Please list all lines of the material below in which the string "dezactiva" occurs.

§ PROVIDED DATA:
▶
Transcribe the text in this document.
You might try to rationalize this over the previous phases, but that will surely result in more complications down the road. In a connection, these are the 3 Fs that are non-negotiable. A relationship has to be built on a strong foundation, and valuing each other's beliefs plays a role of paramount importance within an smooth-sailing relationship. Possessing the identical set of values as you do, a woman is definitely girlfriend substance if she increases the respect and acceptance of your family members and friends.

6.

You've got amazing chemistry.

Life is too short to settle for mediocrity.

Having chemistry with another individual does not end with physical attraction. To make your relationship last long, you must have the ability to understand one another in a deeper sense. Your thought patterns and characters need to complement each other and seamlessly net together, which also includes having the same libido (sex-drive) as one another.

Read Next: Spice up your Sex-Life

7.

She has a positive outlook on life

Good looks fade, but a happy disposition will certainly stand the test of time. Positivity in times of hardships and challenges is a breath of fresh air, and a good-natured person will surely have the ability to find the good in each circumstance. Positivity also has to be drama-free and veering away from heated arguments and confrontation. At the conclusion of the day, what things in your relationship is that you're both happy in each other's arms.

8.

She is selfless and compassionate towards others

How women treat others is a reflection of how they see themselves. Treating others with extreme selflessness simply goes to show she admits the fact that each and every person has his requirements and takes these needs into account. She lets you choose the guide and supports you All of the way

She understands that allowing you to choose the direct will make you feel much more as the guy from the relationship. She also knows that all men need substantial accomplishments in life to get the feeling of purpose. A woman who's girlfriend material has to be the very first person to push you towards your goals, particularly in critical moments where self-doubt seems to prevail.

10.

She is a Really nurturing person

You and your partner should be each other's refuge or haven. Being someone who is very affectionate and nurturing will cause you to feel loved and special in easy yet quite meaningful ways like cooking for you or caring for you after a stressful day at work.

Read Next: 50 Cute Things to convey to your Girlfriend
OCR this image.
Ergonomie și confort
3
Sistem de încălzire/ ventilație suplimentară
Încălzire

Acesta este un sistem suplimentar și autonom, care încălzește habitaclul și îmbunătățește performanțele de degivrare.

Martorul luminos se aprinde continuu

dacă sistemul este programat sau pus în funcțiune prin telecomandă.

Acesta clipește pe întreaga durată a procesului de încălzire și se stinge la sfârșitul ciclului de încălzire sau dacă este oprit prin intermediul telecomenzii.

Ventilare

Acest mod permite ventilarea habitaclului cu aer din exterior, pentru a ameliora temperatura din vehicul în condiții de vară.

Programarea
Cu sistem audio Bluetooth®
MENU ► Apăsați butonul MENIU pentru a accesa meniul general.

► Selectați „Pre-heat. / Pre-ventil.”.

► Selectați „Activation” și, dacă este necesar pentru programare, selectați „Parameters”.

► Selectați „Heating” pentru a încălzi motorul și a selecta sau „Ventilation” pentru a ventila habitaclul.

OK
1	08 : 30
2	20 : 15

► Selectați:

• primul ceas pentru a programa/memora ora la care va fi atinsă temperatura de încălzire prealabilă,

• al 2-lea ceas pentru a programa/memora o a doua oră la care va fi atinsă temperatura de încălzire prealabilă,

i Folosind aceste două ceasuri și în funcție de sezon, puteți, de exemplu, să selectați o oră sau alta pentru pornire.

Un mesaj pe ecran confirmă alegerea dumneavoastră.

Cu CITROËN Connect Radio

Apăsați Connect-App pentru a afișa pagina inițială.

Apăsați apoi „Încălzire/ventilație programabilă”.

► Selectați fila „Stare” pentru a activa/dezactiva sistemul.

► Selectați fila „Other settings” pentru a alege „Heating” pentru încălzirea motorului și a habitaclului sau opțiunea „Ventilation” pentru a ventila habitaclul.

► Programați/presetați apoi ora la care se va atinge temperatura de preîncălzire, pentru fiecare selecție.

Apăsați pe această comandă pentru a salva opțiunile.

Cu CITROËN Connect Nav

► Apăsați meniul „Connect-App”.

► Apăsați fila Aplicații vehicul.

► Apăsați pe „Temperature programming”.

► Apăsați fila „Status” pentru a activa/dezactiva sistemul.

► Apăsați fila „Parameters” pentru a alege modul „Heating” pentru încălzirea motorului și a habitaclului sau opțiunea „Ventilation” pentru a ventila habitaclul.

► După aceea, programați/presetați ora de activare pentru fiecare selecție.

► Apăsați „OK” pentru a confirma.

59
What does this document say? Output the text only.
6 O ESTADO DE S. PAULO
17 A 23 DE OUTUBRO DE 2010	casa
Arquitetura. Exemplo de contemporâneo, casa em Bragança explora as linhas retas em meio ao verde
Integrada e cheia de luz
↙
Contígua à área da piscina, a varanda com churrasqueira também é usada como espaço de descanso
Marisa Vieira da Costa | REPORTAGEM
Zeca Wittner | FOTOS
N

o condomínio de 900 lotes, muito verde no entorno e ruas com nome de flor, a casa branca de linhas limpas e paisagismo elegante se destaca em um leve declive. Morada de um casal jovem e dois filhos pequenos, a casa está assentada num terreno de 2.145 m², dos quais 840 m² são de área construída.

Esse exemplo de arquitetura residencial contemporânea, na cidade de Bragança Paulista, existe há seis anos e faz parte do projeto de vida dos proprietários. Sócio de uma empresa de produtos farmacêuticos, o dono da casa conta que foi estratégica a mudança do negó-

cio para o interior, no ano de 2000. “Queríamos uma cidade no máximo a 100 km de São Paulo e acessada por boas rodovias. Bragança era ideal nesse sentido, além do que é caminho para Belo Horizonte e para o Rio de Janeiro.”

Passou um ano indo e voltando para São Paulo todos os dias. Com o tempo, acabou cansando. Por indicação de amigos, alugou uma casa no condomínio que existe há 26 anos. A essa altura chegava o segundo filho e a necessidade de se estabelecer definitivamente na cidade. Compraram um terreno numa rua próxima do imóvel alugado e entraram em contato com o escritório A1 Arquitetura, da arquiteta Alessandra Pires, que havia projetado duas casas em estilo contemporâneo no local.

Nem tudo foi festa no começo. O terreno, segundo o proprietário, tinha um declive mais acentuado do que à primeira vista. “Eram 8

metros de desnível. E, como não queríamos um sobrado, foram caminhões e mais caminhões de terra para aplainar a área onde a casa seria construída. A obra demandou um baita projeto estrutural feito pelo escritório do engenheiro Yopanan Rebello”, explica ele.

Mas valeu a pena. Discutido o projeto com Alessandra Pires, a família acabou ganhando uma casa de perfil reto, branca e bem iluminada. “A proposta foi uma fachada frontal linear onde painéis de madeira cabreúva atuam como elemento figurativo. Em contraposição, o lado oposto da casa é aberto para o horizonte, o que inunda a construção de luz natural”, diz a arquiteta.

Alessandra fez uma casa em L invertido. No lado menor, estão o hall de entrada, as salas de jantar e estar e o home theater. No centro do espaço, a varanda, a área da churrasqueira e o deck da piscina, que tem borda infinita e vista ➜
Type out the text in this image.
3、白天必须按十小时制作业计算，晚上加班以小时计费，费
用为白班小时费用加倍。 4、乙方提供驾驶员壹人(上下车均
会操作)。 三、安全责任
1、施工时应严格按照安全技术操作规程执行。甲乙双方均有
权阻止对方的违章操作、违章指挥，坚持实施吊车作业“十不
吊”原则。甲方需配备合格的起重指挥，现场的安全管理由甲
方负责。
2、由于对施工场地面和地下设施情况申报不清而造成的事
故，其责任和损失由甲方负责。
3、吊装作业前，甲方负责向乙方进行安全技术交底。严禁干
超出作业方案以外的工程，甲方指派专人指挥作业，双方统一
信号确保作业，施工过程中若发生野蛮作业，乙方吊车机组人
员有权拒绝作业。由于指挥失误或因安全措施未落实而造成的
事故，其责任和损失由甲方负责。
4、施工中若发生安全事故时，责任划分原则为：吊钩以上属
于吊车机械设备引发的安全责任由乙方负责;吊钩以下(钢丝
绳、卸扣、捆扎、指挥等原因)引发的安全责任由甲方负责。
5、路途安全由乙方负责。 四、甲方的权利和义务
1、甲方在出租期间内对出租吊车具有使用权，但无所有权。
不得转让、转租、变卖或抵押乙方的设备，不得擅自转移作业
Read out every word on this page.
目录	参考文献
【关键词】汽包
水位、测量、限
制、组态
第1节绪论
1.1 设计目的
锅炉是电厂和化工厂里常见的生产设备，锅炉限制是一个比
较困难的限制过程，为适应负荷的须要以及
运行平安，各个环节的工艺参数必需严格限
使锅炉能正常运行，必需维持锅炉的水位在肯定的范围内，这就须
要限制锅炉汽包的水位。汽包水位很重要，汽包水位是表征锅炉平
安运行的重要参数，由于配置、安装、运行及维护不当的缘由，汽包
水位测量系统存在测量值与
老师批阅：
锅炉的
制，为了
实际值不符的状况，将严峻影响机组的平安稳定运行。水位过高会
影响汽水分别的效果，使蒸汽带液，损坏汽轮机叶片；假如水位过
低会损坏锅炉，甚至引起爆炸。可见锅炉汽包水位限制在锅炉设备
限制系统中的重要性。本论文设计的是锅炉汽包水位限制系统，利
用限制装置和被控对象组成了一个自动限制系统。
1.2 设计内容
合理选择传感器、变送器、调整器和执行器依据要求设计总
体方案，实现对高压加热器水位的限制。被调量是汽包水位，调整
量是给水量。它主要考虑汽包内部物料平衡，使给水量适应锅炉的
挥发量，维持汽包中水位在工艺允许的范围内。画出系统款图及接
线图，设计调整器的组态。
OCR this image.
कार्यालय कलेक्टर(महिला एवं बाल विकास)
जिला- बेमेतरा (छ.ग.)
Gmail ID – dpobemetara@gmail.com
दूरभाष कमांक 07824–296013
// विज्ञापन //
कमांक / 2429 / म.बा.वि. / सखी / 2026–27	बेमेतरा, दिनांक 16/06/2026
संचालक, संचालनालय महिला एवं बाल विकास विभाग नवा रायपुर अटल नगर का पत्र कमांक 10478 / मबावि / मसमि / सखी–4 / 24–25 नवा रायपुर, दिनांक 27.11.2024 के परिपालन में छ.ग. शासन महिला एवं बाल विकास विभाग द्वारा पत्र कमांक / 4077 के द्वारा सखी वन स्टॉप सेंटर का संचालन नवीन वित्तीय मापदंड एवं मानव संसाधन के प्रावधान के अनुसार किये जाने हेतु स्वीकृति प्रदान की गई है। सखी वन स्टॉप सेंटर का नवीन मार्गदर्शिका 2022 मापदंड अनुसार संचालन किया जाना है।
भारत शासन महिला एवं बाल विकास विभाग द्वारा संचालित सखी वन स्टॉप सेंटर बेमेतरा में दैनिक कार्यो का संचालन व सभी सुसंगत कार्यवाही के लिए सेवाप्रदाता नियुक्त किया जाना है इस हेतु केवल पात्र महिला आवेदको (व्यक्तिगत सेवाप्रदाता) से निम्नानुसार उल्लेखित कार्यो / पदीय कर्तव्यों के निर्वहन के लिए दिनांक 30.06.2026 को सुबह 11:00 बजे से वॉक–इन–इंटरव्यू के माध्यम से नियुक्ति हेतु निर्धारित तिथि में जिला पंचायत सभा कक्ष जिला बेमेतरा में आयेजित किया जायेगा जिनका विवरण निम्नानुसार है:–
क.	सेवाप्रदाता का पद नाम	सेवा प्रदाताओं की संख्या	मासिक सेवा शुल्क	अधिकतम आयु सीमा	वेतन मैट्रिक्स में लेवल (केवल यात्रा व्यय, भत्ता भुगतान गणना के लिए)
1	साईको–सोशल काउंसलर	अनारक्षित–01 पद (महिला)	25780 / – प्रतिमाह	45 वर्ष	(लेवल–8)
◀
§ REPLY TO THE TASK:
► Selectați fila „Stare” pentru a activa/dezactiva sistemul.
► Apăsați fila „Status” pentru a activa/dezactiva sistemul.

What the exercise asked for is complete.